> **Do this**:
Will you extract the entries word for word? Images should not appear in the copy.

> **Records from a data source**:
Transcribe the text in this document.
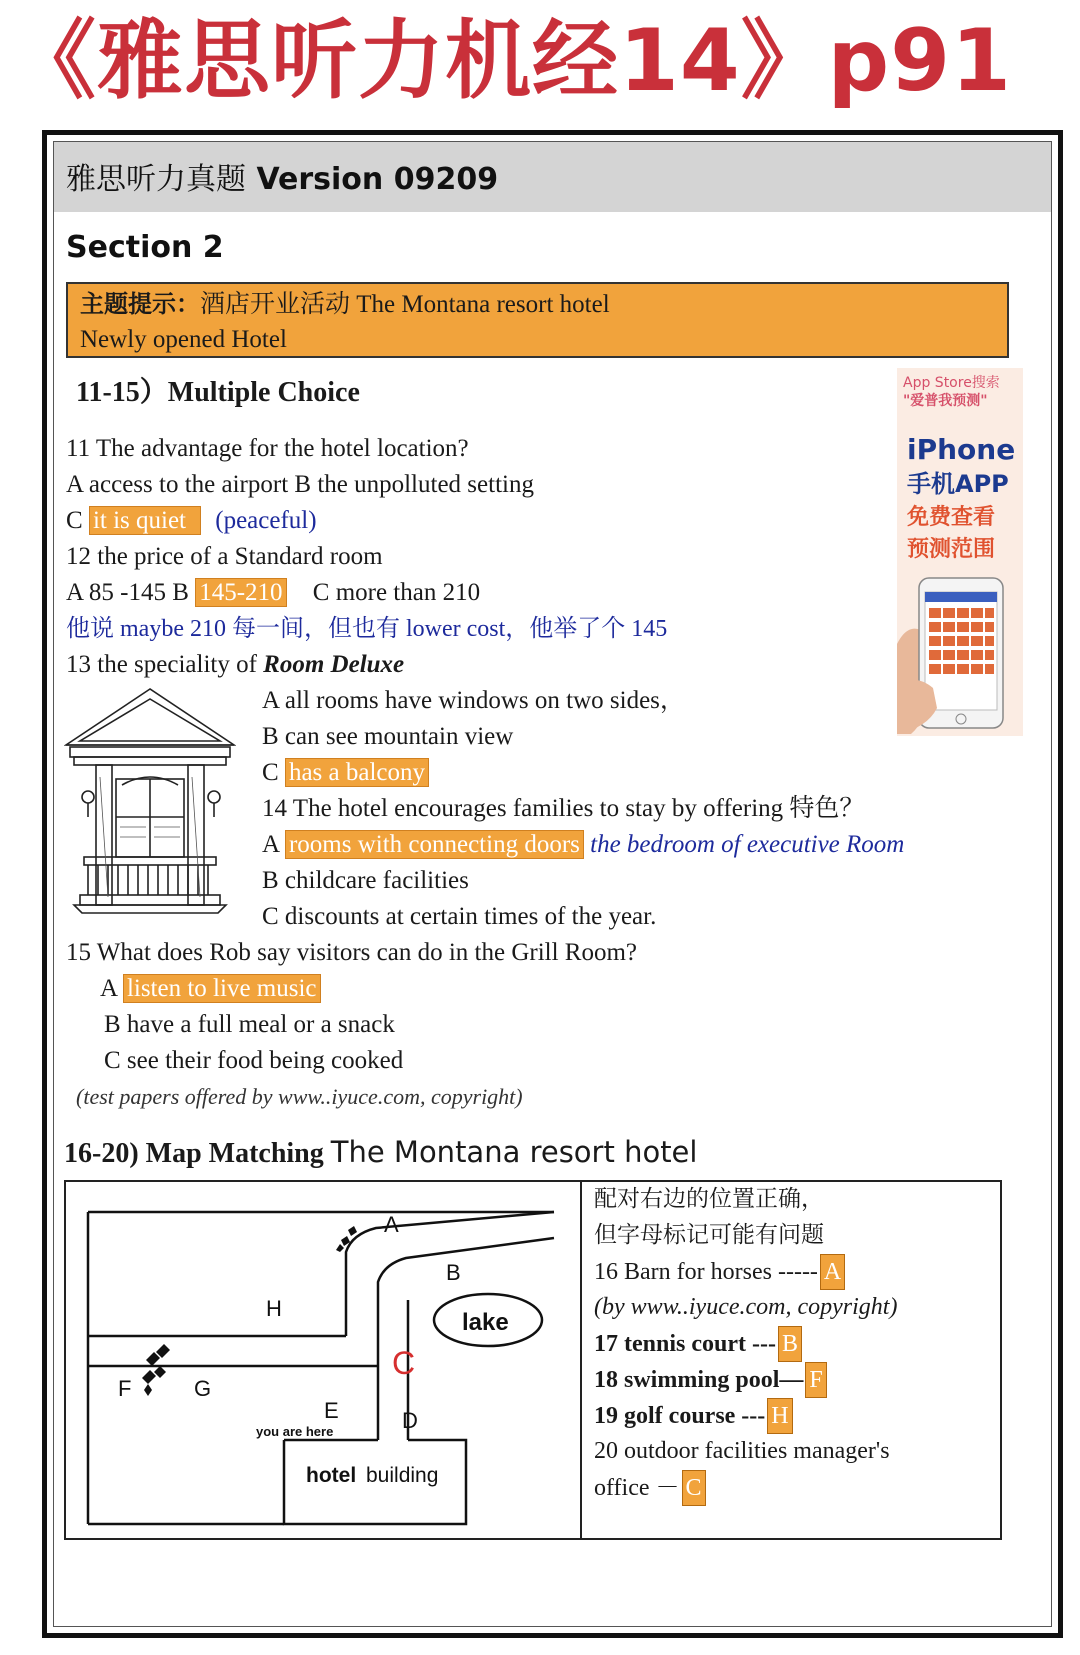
《雅思听力机经14》p91
雅思听力真题 Version 09209
Section 2
主题提示：酒店开业活动 The Montana resort hotel
Newly opened Hotel
11-15）Multiple Choice
11 The advantage for the hotel location?
A access to the airport B the unpolluted setting
C it is quiet (peaceful)
12 the price of a Standard room
A 85 -145 B 145-210 C more than 210
他说 maybe 210 每一间，但也有 lower cost，他举了个 145
13 the speciality of Room Deluxe
A all rooms have windows on two sides，
B can see mountain view
C has a balcony
14 The hotel encourages families to stay by offering 特色？
A rooms with connecting doors the bedroom of executive Room
B childcare facilities
C discounts at certain times of the year.
15 What does Rob say visitors can do in the Grill Room?
A listen to live music
B have a full meal or a snack
C see their food being cooked
(test papers offered by www..iyuce.com, copyright)
16-20) Map Matching The Montana resort hotel
App Store搜索
"爱普我预测"
iPhone
手机APP
免费查看
预测范围
A
B
lake
H
F	G
E
you are here	D
C
hotel building
配对右边的位置正确，
但字母标记可能有问题
16 Barn for horses ----- A
(by www..iyuce.com, copyright)
17 tennis court --- B
18 swimming pool— F
19 golf course --- H
20 outdoor facilities manager's
office － C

> **Full output**:
Transcribe the text in this document.
《雅思听力机经14》p91
雅思听力真题 Version 09209
Section 2
主题提示：酒店开业活动 The Montana resort hotel
Newly opened Hotel
11-15）Multiple Choice
11 The advantage for the hotel location?
A access to the airport B the unpolluted setting
C it is quiet (peaceful)
12 the price of a Standard room
A 85 -145 B 145-210 C more than 210
他说 maybe 210 每一间，但也有 lower cost，他举了个 145
13 the speciality of Room Deluxe
A all rooms have windows on two sides，
B can see mountain view
C has a balcony
14 The hotel encourages families to stay by offering 特色？
A rooms with connecting doors the bedroom of executive Room
B childcare facilities
C discounts at certain times of the year.
15 What does Rob say visitors can do in the Grill Room?
A listen to live music
B have a full meal or a snack
C see their food being cooked
(test papers offered by www..iyuce.com, copyright)
16-20) Map Matching The Montana resort hotel
App Store搜索
"爱普我预测"
iPhone
手机APP
免费查看
预测范围
A
B
lake
H
F	G
E
you are here	D
C
hotel building
配对右边的位置正确，
但字母标记可能有问题
16 Barn for horses ----- A
(by www..iyuce.com, copyright)
17 tennis court --- B
18 swimming pool— F
19 golf course --- H
20 outdoor facilities manager's
office － C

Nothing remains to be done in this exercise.